DATASET RECORDS below:

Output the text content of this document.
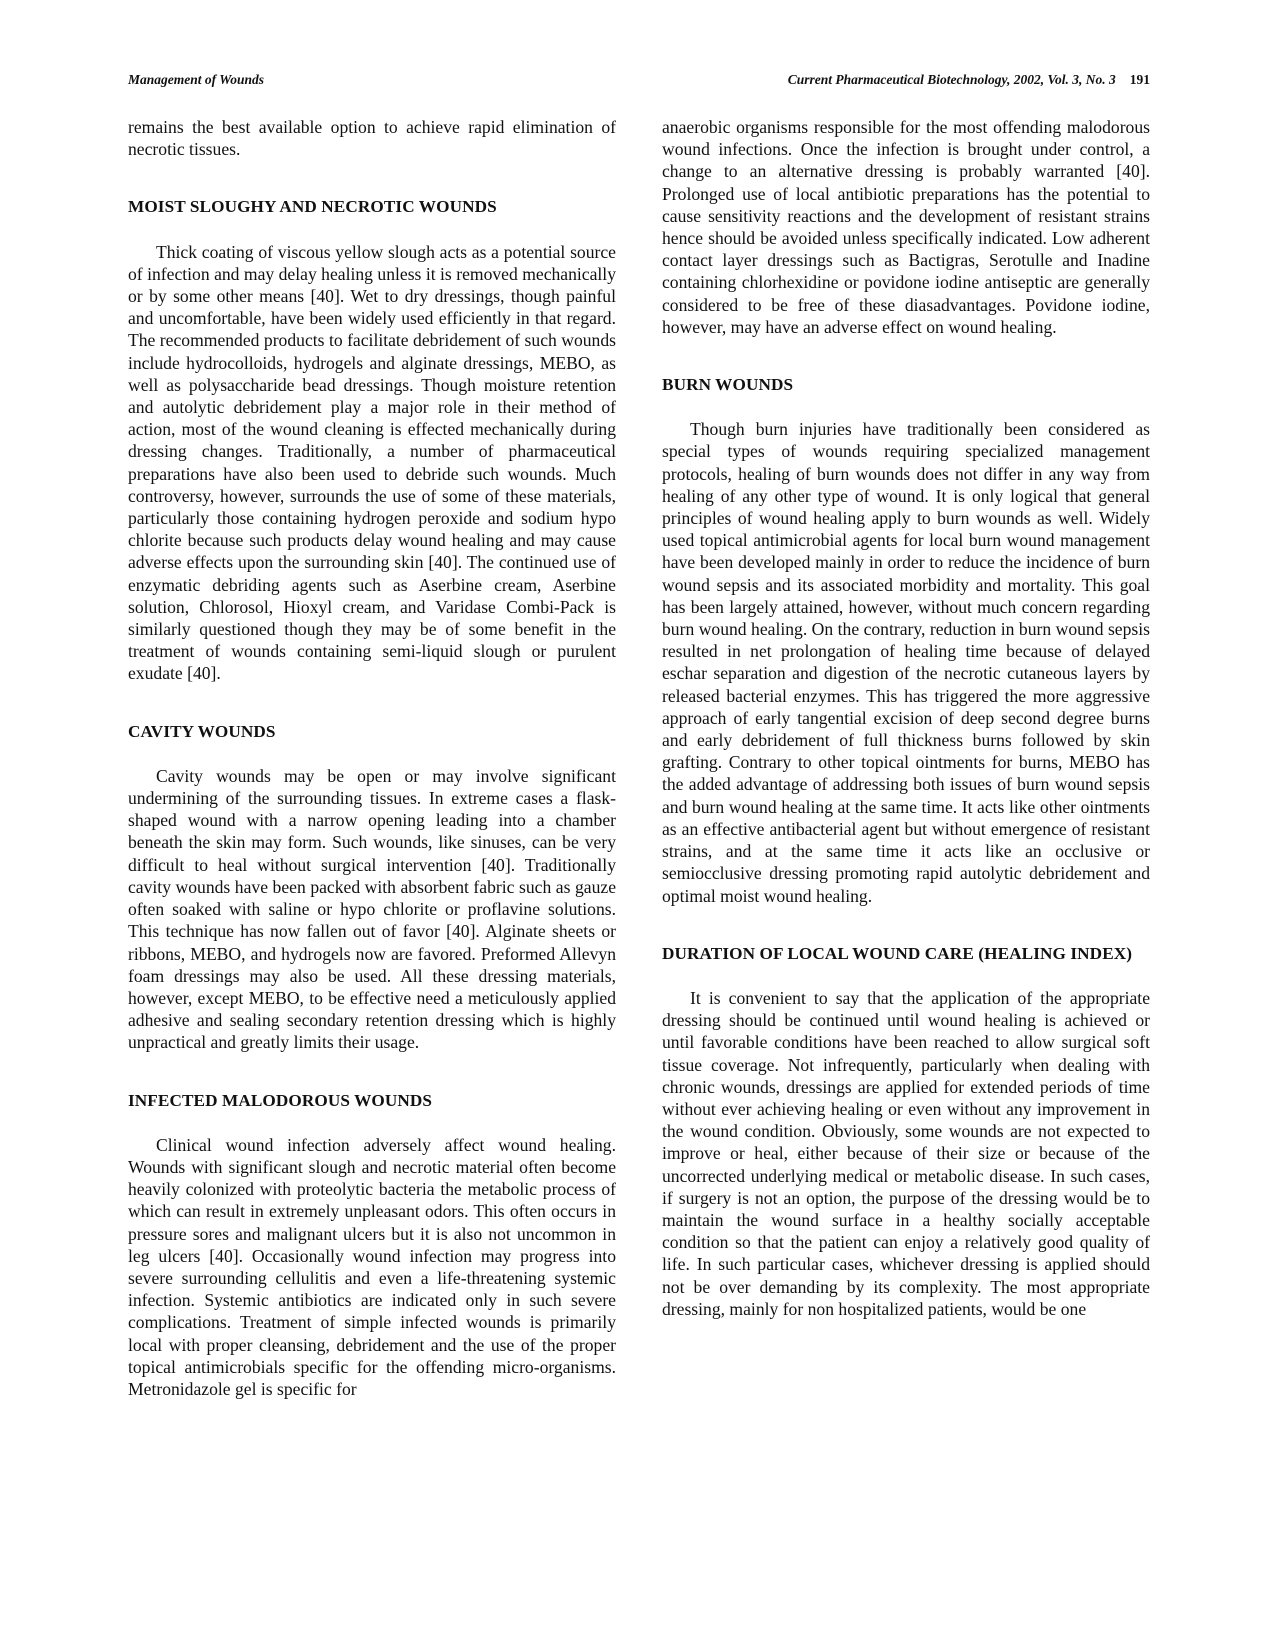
Management of Wounds	Current Pharmaceutical Biotechnology, 2002, Vol. 3, No. 3 191

remains the best available option to achieve rapid elimination of necrotic tissues.

MOIST SLOUGHY AND NECROTIC WOUNDS

Thick coating of viscous yellow slough acts as a potential source of infection and may delay healing unless it is removed mechanically or by some other means [40]. Wet to dry dressings, though painful and uncomfortable, have been widely used efficiently in that regard. The recommended products to facilitate debridement of such wounds include hydrocolloids, hydrogels and alginate dressings, MEBO, as well as polysaccharide bead dressings. Though moisture retention and autolytic debridement play a major role in their method of action, most of the wound cleaning is effected mechanically during dressing changes. Traditionally, a number of pharmaceutical preparations have also been used to debride such wounds. Much controversy, however, surrounds the use of some of these materials, particularly those containing hydrogen peroxide and sodium hypo chlorite because such products delay wound healing and may cause adverse effects upon the surrounding skin [40]. The continued use of enzymatic debriding agents such as Aserbine cream, Aserbine solution, Chlorosol, Hioxyl cream, and Varidase Combi-Pack is similarly questioned though they may be of some benefit in the treatment of wounds containing semi-liquid slough or purulent exudate [40].

CAVITY WOUNDS

Cavity wounds may be open or may involve significant undermining of the surrounding tissues. In extreme cases a flask-shaped wound with a narrow opening leading into a chamber beneath the skin may form. Such wounds, like sinuses, can be very difficult to heal without surgical intervention [40]. Traditionally cavity wounds have been packed with absorbent fabric such as gauze often soaked with saline or hypo chlorite or proflavine solutions. This technique has now fallen out of favor [40]. Alginate sheets or ribbons, MEBO, and hydrogels now are favored. Preformed Allevyn foam dressings may also be used. All these dressing materials, however, except MEBO, to be effective need a meticulously applied adhesive and sealing secondary retention dressing which is highly unpractical and greatly limits their usage.

INFECTED MALODOROUS WOUNDS

Clinical wound infection adversely affect wound healing. Wounds with significant slough and necrotic material often become heavily colonized with proteolytic bacteria the metabolic process of which can result in extremely unpleasant odors. This often occurs in pressure sores and malignant ulcers but it is also not uncommon in leg ulcers [40]. Occasionally wound infection may progress into severe surrounding cellulitis and even a life-threatening systemic infection. Systemic antibiotics are indicated only in such severe complications. Treatment of simple infected wounds is primarily local with proper cleansing, debridement and the use of the proper topical antimicrobials specific for the offending micro-organisms. Metronidazole gel is specific for

anaerobic organisms responsible for the most offending malodorous wound infections. Once the infection is brought under control, a change to an alternative dressing is probably warranted [40]. Prolonged use of local antibiotic preparations has the potential to cause sensitivity reactions and the development of resistant strains hence should be avoided unless specifically indicated. Low adherent contact layer dressings such as Bactigras, Serotulle and Inadine containing chlorhexidine or povidone iodine antiseptic are generally considered to be free of these diasadvantages. Povidone iodine, however, may have an adverse effect on wound healing.

BURN WOUNDS

Though burn injuries have traditionally been considered as special types of wounds requiring specialized management protocols, healing of burn wounds does not differ in any way from healing of any other type of wound. It is only logical that general principles of wound healing apply to burn wounds as well. Widely used topical antimicrobial agents for local burn wound management have been developed mainly in order to reduce the incidence of burn wound sepsis and its associated morbidity and mortality. This goal has been largely attained, however, without much concern regarding burn wound healing. On the contrary, reduction in burn wound sepsis resulted in net prolongation of healing time because of delayed eschar separation and digestion of the necrotic cutaneous layers by released bacterial enzymes. This has triggered the more aggressive approach of early tangential excision of deep second degree burns and early debridement of full thickness burns followed by skin grafting. Contrary to other topical ointments for burns, MEBO has the added advantage of addressing both issues of burn wound sepsis and burn wound healing at the same time. It acts like other ointments as an effective antibacterial agent but without emergence of resistant strains, and at the same time it acts like an occlusive or semiocclusive dressing promoting rapid autolytic debridement and optimal moist wound healing.

DURATION OF LOCAL WOUND CARE (HEALING INDEX)

It is convenient to say that the application of the appropriate dressing should be continued until wound healing is achieved or until favorable conditions have been reached to allow surgical soft tissue coverage. Not infrequently, particularly when dealing with chronic wounds, dressings are applied for extended periods of time without ever achieving healing or even without any improvement in the wound condition. Obviously, some wounds are not expected to improve or heal, either because of their size or because of the uncorrected underlying medical or metabolic disease. In such cases, if surgery is not an option, the purpose of the dressing would be to maintain the wound surface in a healthy socially acceptable condition so that the patient can enjoy a relatively good quality of life. In such particular cases, whichever dressing is applied should not be over demanding by its complexity. The most appropriate dressing, mainly for non hospitalized patients, would be one
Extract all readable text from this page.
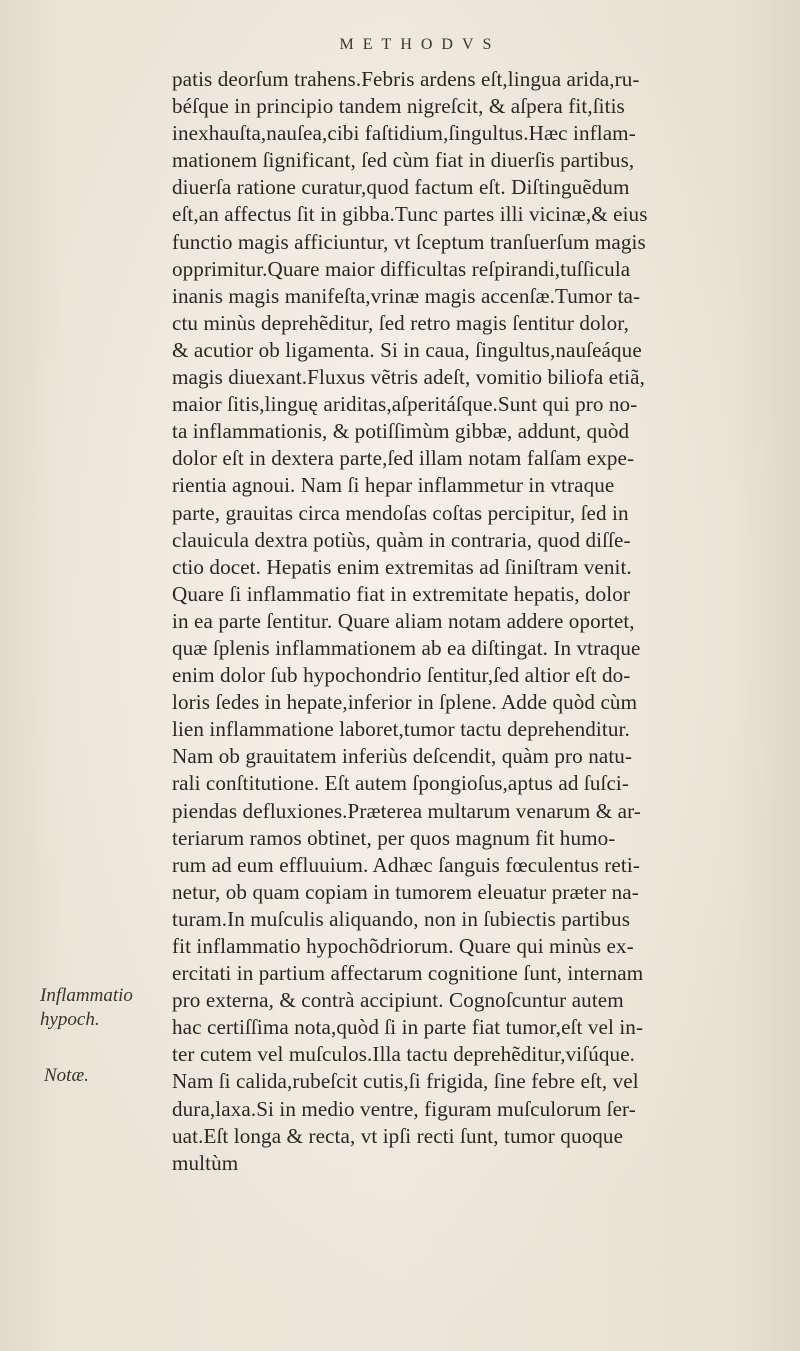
METHODVS
patis deorſum trahens.Febris ardens eſt,lingua arida,ru-
béſque in principio tandem nigreſcit, & aſpera fit,ſitis
inexhauſta,nauſea,cibi faſtidium,ſingultus.Hæc inflam-
mationem ſignificant, ſed cùm fiat in diuerſis partibus,
diuerſa ratione curatur,quod factum eſt. Diſtinguẽdum
eſt,an affectus ſit in gibba.Tunc partes illi vicinæ,& eius
functio magis afficiuntur, vt ſceptum tranſuerſum magis
opprimitur.Quare maior difficultas reſpirandi,tuſſicula
inanis magis manifeſta,vrinæ magis accenſæ.Tumor ta-
ctu minùs deprehẽditur, ſed retro magis ſentitur dolor,
& acutior ob ligamenta. Si in caua, ſingultus,nauſeáque
magis diuexant.Fluxus vẽtris adeſt, vomitio biliofa etiã,
maior ſitis,linguę ariditas,aſperitáſque.Sunt qui pro no-
ta inflammationis, & potiſſimùm gibbæ, addunt, quòd
dolor eſt in dextera parte,ſed illam notam falſam expe-
rientia agnoui. Nam ſi hepar inflammetur in vtraque
parte, grauitas circa mendoſas coſtas percipitur, ſed in
clauicula dextra potiùs, quàm in contraria, quod diſſe-
ctio docet. Hepatis enim extremitas ad ſiniſtram venit.
Quare ſi inflammatio fiat in extremitate hepatis, dolor
in ea parte ſentitur. Quare aliam notam addere oportet,
quæ ſplenis inflammationem ab ea diſtingat. In vtraque
enim dolor ſub hypochondrio ſentitur,ſed altior eſt do-
loris ſedes in hepate,inferior in ſplene. Adde quòd cùm
lien inflammatione laboret,tumor tactu deprehenditur.
Nam ob grauitatem inferiùs deſcendit, quàm pro natu-
rali conſtitutione. Eſt autem ſpongioſus,aptus ad ſuſci-
piendas defluxiones.Præterea multarum venarum & ar-
teriarum ramos obtinet, per quos magnum fit humo-
rum ad eum effluuium. Adhæc ſanguis fœculentus reti-
netur, ob quam copiam in tumorem eleuatur præter na-
turam.In muſculis aliquando, non in ſubiectis partibus
fit inflammatio hypochõdriorum. Quare qui minùs ex-
ercitati in partium affectarum cognitione ſunt, internam
pro externa, & contrà accipiunt. Cognoſcuntur autem
hac certiſſima nota,quòd ſi in parte fiat tumor,eſt vel in-
ter cutem vel muſculos.Illa tactu deprehẽditur,viſúque.
Nam ſi calida,rubeſcit cutis,ſi frigida, ſine febre eſt, vel
dura,laxa.Si in medio ventre, figuram muſculorum ſer-
uat.Eſt longa & recta, vt ipſi recti ſunt, tumor quoque
multùm
Inflammatio
hypoch.
Notæ.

End of DATASET RECORDS.

#### WHAT IS NEEDED:
Retype each entry exactly as it appears, excluding any image.

#### WRITTEN SOLUTION:
Output the text content of this document.
Management of Wounds	Current Pharmaceutical Biotechnology, 2002, Vol. 3, No. 3 191

remains the best available option to achieve rapid elimination of necrotic tissues.

MOIST SLOUGHY AND NECROTIC WOUNDS

Thick coating of viscous yellow slough acts as a potential source of infection and may delay healing unless it is removed mechanically or by some other means [40]. Wet to dry dressings, though painful and uncomfortable, have been widely used efficiently in that regard. The recommended products to facilitate debridement of such wounds include hydrocolloids, hydrogels and alginate dressings, MEBO, as well as polysaccharide bead dressings. Though moisture retention and autolytic debridement play a major role in their method of action, most of the wound cleaning is effected mechanically during dressing changes. Traditionally, a number of pharmaceutical preparations have also been used to debride such wounds. Much controversy, however, surrounds the use of some of these materials, particularly those containing hydrogen peroxide and sodium hypo chlorite because such products delay wound healing and may cause adverse effects upon the surrounding skin [40]. The continued use of enzymatic debriding agents such as Aserbine cream, Aserbine solution, Chlorosol, Hioxyl cream, and Varidase Combi-Pack is similarly questioned though they may be of some benefit in the treatment of wounds containing semi-liquid slough or purulent exudate [40].

CAVITY WOUNDS

Cavity wounds may be open or may involve significant undermining of the surrounding tissues. In extreme cases a flask-shaped wound with a narrow opening leading into a chamber beneath the skin may form. Such wounds, like sinuses, can be very difficult to heal without surgical intervention [40]. Traditionally cavity wounds have been packed with absorbent fabric such as gauze often soaked with saline or hypo chlorite or proflavine solutions. This technique has now fallen out of favor [40]. Alginate sheets or ribbons, MEBO, and hydrogels now are favored. Preformed Allevyn foam dressings may also be used. All these dressing materials, however, except MEBO, to be effective need a meticulously applied adhesive and sealing secondary retention dressing which is highly unpractical and greatly limits their usage.

INFECTED MALODOROUS WOUNDS

Clinical wound infection adversely affect wound healing. Wounds with significant slough and necrotic material often become heavily colonized with proteolytic bacteria the metabolic process of which can result in extremely unpleasant odors. This often occurs in pressure sores and malignant ulcers but it is also not uncommon in leg ulcers [40]. Occasionally wound infection may progress into severe surrounding cellulitis and even a life-threatening systemic infection. Systemic antibiotics are indicated only in such severe complications. Treatment of simple infected wounds is primarily local with proper cleansing, debridement and the use of the proper topical antimicrobials specific for the offending micro-organisms. Metronidazole gel is specific for

anaerobic organisms responsible for the most offending malodorous wound infections. Once the infection is brought under control, a change to an alternative dressing is probably warranted [40]. Prolonged use of local antibiotic preparations has the potential to cause sensitivity reactions and the development of resistant strains hence should be avoided unless specifically indicated. Low adherent contact layer dressings such as Bactigras, Serotulle and Inadine containing chlorhexidine or povidone iodine antiseptic are generally considered to be free of these diasadvantages. Povidone iodine, however, may have an adverse effect on wound healing.

BURN WOUNDS

Though burn injuries have traditionally been considered as special types of wounds requiring specialized management protocols, healing of burn wounds does not differ in any way from healing of any other type of wound. It is only logical that general principles of wound healing apply to burn wounds as well. Widely used topical antimicrobial agents for local burn wound management have been developed mainly in order to reduce the incidence of burn wound sepsis and its associated morbidity and mortality. This goal has been largely attained, however, without much concern regarding burn wound healing. On the contrary, reduction in burn wound sepsis resulted in net prolongation of healing time because of delayed eschar separation and digestion of the necrotic cutaneous layers by released bacterial enzymes. This has triggered the more aggressive approach of early tangential excision of deep second degree burns and early debridement of full thickness burns followed by skin grafting. Contrary to other topical ointments for burns, MEBO has the added advantage of addressing both issues of burn wound sepsis and burn wound healing at the same time. It acts like other ointments as an effective antibacterial agent but without emergence of resistant strains, and at the same time it acts like an occlusive or semiocclusive dressing promoting rapid autolytic debridement and optimal moist wound healing.

DURATION OF LOCAL WOUND CARE (HEALING INDEX)

It is convenient to say that the application of the appropriate dressing should be continued until wound healing is achieved or until favorable conditions have been reached to allow surgical soft tissue coverage. Not infrequently, particularly when dealing with chronic wounds, dressings are applied for extended periods of time without ever achieving healing or even without any improvement in the wound condition. Obviously, some wounds are not expected to improve or heal, either because of their size or because of the uncorrected underlying medical or metabolic disease. In such cases, if surgery is not an option, the purpose of the dressing would be to maintain the wound surface in a healthy socially acceptable condition so that the patient can enjoy a relatively good quality of life. In such particular cases, whichever dressing is applied should not be over demanding by its complexity. The most appropriate dressing, mainly for non hospitalized patients, would be one
Extract all readable text from this page.
METHODVS
patis deorſum trahens.Febris ardens eſt,lingua arida,ru-
béſque in principio tandem nigreſcit, & aſpera fit,ſitis
inexhauſta,nauſea,cibi faſtidium,ſingultus.Hæc inflam-
mationem ſignificant, ſed cùm fiat in diuerſis partibus,
diuerſa ratione curatur,quod factum eſt. Diſtinguẽdum
eſt,an affectus ſit in gibba.Tunc partes illi vicinæ,& eius
functio magis afficiuntur, vt ſceptum tranſuerſum magis
opprimitur.Quare maior difficultas reſpirandi,tuſſicula
inanis magis manifeſta,vrinæ magis accenſæ.Tumor ta-
ctu minùs deprehẽditur, ſed retro magis ſentitur dolor,
& acutior ob ligamenta. Si in caua, ſingultus,nauſeáque
magis diuexant.Fluxus vẽtris adeſt, vomitio biliofa etiã,
maior ſitis,linguę ariditas,aſperitáſque.Sunt qui pro no-
ta inflammationis, & potiſſimùm gibbæ, addunt, quòd
dolor eſt in dextera parte,ſed illam notam falſam expe-
rientia agnoui. Nam ſi hepar inflammetur in vtraque
parte, grauitas circa mendoſas coſtas percipitur, ſed in
clauicula dextra potiùs, quàm in contraria, quod diſſe-
ctio docet. Hepatis enim extremitas ad ſiniſtram venit.
Quare ſi inflammatio fiat in extremitate hepatis, dolor
in ea parte ſentitur. Quare aliam notam addere oportet,
quæ ſplenis inflammationem ab ea diſtingat. In vtraque
enim dolor ſub hypochondrio ſentitur,ſed altior eſt do-
loris ſedes in hepate,inferior in ſplene. Adde quòd cùm
lien inflammatione laboret,tumor tactu deprehenditur.
Nam ob grauitatem inferiùs deſcendit, quàm pro natu-
rali conſtitutione. Eſt autem ſpongioſus,aptus ad ſuſci-
piendas defluxiones.Præterea multarum venarum & ar-
teriarum ramos obtinet, per quos magnum fit humo-
rum ad eum effluuium. Adhæc ſanguis fœculentus reti-
netur, ob quam copiam in tumorem eleuatur præter na-
turam.In muſculis aliquando, non in ſubiectis partibus
fit inflammatio hypochõdriorum. Quare qui minùs ex-
ercitati in partium affectarum cognitione ſunt, internam
pro externa, & contrà accipiunt. Cognoſcuntur autem
hac certiſſima nota,quòd ſi in parte fiat tumor,eſt vel in-
ter cutem vel muſculos.Illa tactu deprehẽditur,viſúque.
Nam ſi calida,rubeſcit cutis,ſi frigida, ſine febre eſt, vel
dura,laxa.Si in medio ventre, figuram muſculorum ſer-
uat.Eſt longa & recta, vt ipſi recti ſunt, tumor quoque
multùm
Inflammatio
hypoch.
Notæ.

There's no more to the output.